— start Passage provided —

# Speaking alot of....



## KJsChihuahuas (Jan 6, 2005)

I know I talk a lot about my sister and my other dogs and thought it time to go ahead and post some pictures of them. 

This is Champion KJs Buttons LaRue

















This is My newphew Brandon









Move over!!!Chihuahua pile up!









My aunt Ruby napping at my sisters house


----------



## Ruby's Ma (Jun 15, 2004)

OMG! they're all cute but I love buttons esecially!!! Do you have any more pics of her? I'm guessing she's blue... I havent come across many blue long haired pics before but they're gorgeous!!!


----------



## KJsChihuahuas (Jan 6, 2005)

Its a* he* hun :lol: and he is Black and Tan white markings

here is a picture of My sisters long coat blue male

Champion Sunsets Blue Ocean


----------



## KJsChihuahuas (Jan 6, 2005)

Here a couple more 











If you look hard you can see him LOL


----------



## Ruby's Ma (Jun 15, 2004)

woops  lol, he's to pretty to be a boy  adorable! He doesnt look *black* black, looks a little lighter thats why I guessed he was blue, must just be just be the camera though. Great Pics!

— end Passage provided —

- Short problem
In the Chihuahua thread, what color does KJsChihuahuas say Buttons is? The data placed after this point plays no role in the work here.

— start Given information —

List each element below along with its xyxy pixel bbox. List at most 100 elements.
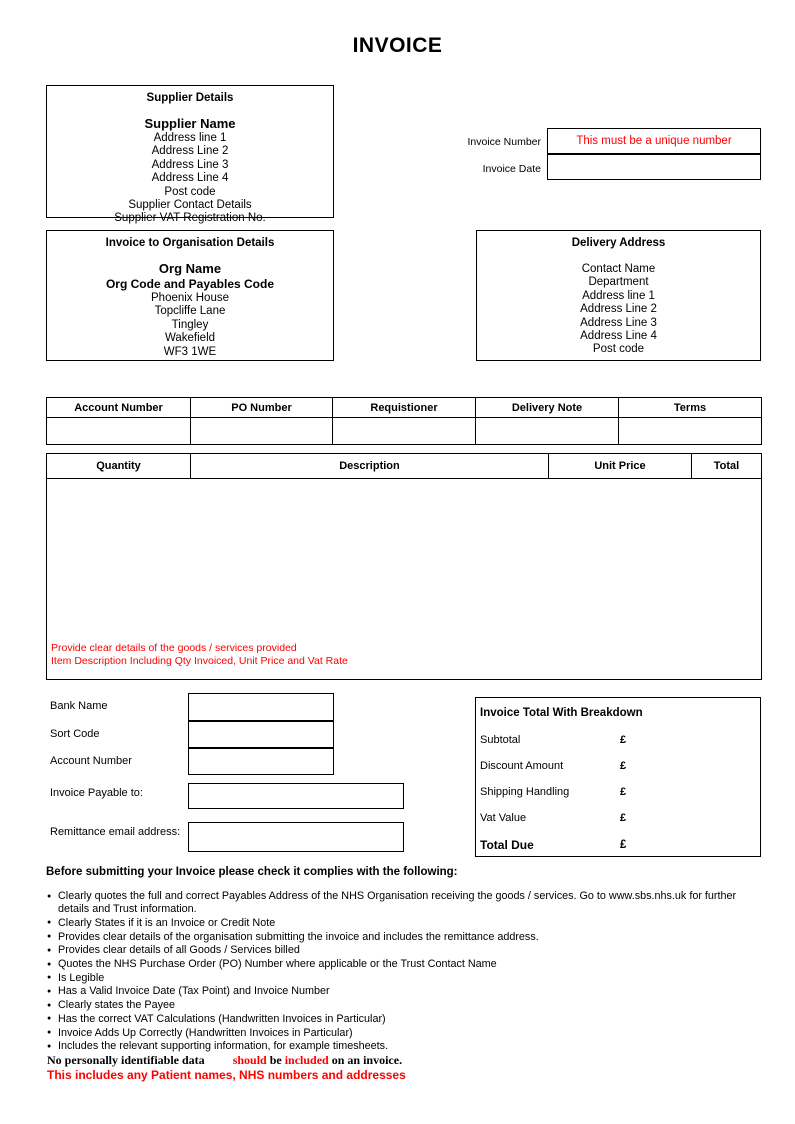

— end Given information —

- Exercise solution
Buttons is black and tan with white markings.